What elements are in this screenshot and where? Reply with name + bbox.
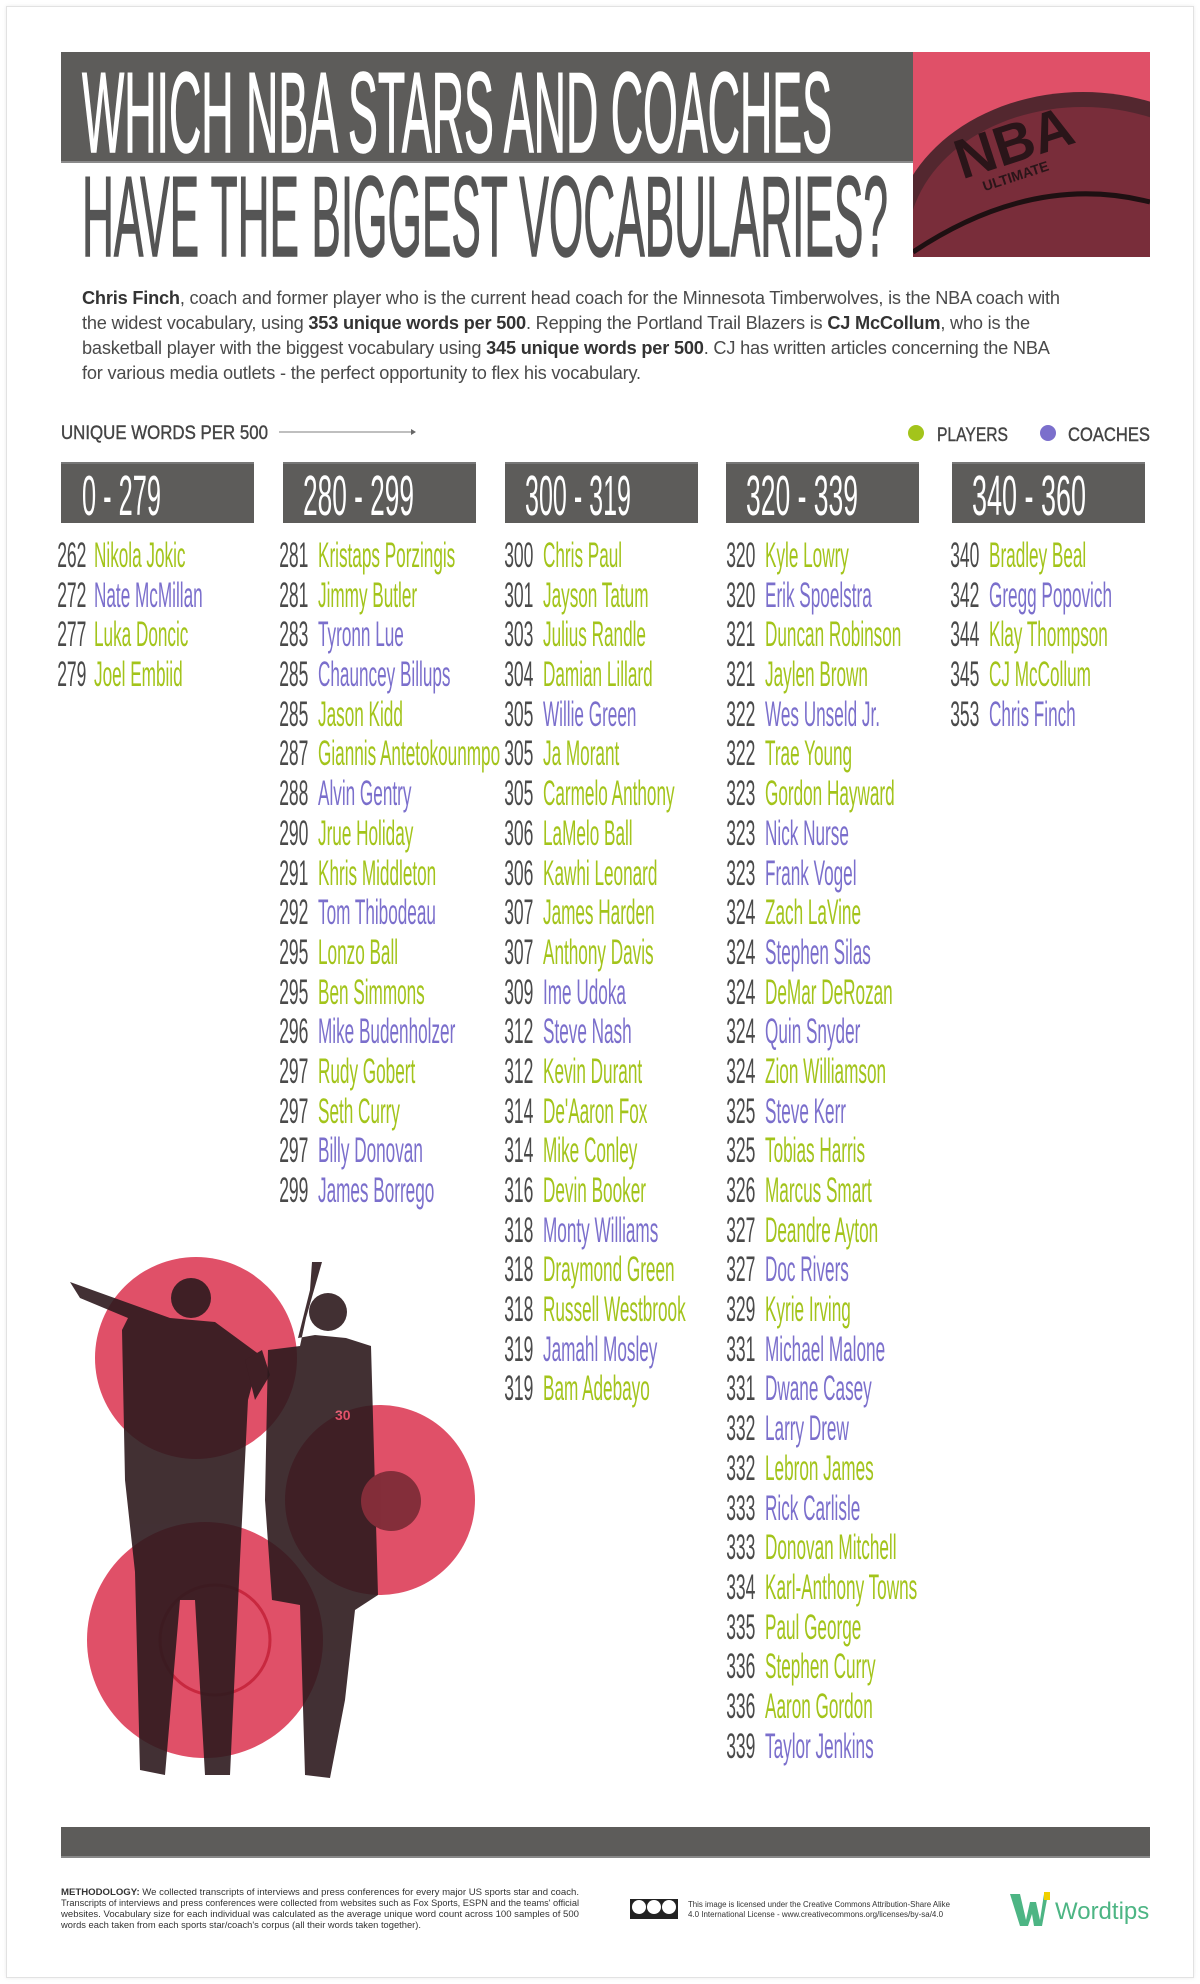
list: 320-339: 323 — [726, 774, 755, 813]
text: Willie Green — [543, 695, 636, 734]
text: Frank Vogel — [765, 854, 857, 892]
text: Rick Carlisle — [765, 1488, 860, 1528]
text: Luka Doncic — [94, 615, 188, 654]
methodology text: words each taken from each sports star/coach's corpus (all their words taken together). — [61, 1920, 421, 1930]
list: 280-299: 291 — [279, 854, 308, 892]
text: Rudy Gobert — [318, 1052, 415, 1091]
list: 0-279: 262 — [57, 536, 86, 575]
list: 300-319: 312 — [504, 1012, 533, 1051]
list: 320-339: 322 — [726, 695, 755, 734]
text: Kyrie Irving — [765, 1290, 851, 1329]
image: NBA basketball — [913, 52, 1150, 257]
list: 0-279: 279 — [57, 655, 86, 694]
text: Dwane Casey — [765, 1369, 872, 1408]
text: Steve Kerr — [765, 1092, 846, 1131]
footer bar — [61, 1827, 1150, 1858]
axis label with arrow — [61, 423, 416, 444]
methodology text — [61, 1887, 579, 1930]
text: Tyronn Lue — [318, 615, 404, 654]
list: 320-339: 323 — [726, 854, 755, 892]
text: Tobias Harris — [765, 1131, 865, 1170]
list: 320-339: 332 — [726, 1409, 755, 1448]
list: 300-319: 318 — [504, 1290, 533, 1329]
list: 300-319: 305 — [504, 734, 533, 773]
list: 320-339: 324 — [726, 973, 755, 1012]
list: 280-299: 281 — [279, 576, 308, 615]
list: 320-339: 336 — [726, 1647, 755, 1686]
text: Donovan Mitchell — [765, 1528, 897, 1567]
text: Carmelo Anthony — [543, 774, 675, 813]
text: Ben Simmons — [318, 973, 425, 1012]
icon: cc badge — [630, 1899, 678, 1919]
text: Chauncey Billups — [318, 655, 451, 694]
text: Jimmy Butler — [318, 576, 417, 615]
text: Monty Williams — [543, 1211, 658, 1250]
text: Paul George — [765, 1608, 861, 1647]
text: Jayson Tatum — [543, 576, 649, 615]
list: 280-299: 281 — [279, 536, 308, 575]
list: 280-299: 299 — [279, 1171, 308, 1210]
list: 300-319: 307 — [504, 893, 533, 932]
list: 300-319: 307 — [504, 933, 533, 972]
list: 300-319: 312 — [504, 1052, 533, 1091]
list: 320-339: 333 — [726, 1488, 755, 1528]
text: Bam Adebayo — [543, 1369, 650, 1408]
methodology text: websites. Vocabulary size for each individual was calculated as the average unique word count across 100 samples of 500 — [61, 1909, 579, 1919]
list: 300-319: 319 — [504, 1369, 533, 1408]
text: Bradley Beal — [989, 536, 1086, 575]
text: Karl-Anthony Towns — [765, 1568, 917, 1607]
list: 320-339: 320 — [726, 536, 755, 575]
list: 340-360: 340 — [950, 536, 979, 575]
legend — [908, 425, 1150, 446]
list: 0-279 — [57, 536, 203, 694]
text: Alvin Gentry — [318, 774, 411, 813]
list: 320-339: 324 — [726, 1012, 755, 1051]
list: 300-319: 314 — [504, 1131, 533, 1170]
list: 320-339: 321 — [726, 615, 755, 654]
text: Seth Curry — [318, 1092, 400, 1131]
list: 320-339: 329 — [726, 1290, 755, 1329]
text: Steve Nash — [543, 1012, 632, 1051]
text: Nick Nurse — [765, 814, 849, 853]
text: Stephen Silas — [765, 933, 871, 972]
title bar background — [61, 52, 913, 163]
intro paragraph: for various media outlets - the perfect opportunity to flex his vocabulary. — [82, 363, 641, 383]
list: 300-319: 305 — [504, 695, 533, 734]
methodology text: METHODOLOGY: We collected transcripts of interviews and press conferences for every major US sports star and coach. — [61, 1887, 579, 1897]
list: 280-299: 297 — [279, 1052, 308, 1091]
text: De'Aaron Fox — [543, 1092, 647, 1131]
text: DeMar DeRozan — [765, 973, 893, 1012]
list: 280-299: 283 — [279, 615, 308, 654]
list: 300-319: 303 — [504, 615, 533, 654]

• [Task prompt]
Copy every row from the one containing "list: 320-339: 323 — [726, 774, 755, 813]" down to the one containing "icon: cc badge — [630, 1899, 678, 1919]", both included, with each one unchanged.

• [The response]
list: 320-339: 323 — [726, 774, 755, 813]
text: Willie Green — [543, 695, 636, 734]
text: Frank Vogel — [765, 854, 857, 892]
text: Rick Carlisle — [765, 1488, 860, 1528]
text: Luka Doncic — [94, 615, 188, 654]
methodology text: words each taken from each sports star/coach's corpus (all their words taken together). — [61, 1920, 421, 1930]
list: 280-299: 291 — [279, 854, 308, 892]
text: Rudy Gobert — [318, 1052, 415, 1091]
list: 0-279: 262 — [57, 536, 86, 575]
list: 300-319: 312 — [504, 1012, 533, 1051]
list: 320-339: 322 — [726, 695, 755, 734]
text: Kyrie Irving — [765, 1290, 851, 1329]
image: NBA basketball — [913, 52, 1150, 257]
list: 0-279: 279 — [57, 655, 86, 694]
text: Dwane Casey — [765, 1369, 872, 1408]
text: Steve Kerr — [765, 1092, 846, 1131]
footer bar — [61, 1827, 1150, 1858]
axis label with arrow — [61, 423, 416, 444]
methodology text — [61, 1887, 579, 1930]
text: Tyronn Lue — [318, 615, 404, 654]
list: 320-339: 323 — [726, 854, 755, 892]
text: Tobias Harris — [765, 1131, 865, 1170]
list: 320-339: 332 — [726, 1409, 755, 1448]
list: 300-319: 318 — [504, 1290, 533, 1329]
list: 300-319: 305 — [504, 734, 533, 773]
list: 320-339: 324 — [726, 973, 755, 1012]
list: 280-299: 281 — [279, 576, 308, 615]
list: 320-339: 336 — [726, 1647, 755, 1686]
text: Donovan Mitchell — [765, 1528, 897, 1567]
text: Carmelo Anthony — [543, 774, 675, 813]
text: Ben Simmons — [318, 973, 425, 1012]
icon: cc badge — [630, 1899, 678, 1919]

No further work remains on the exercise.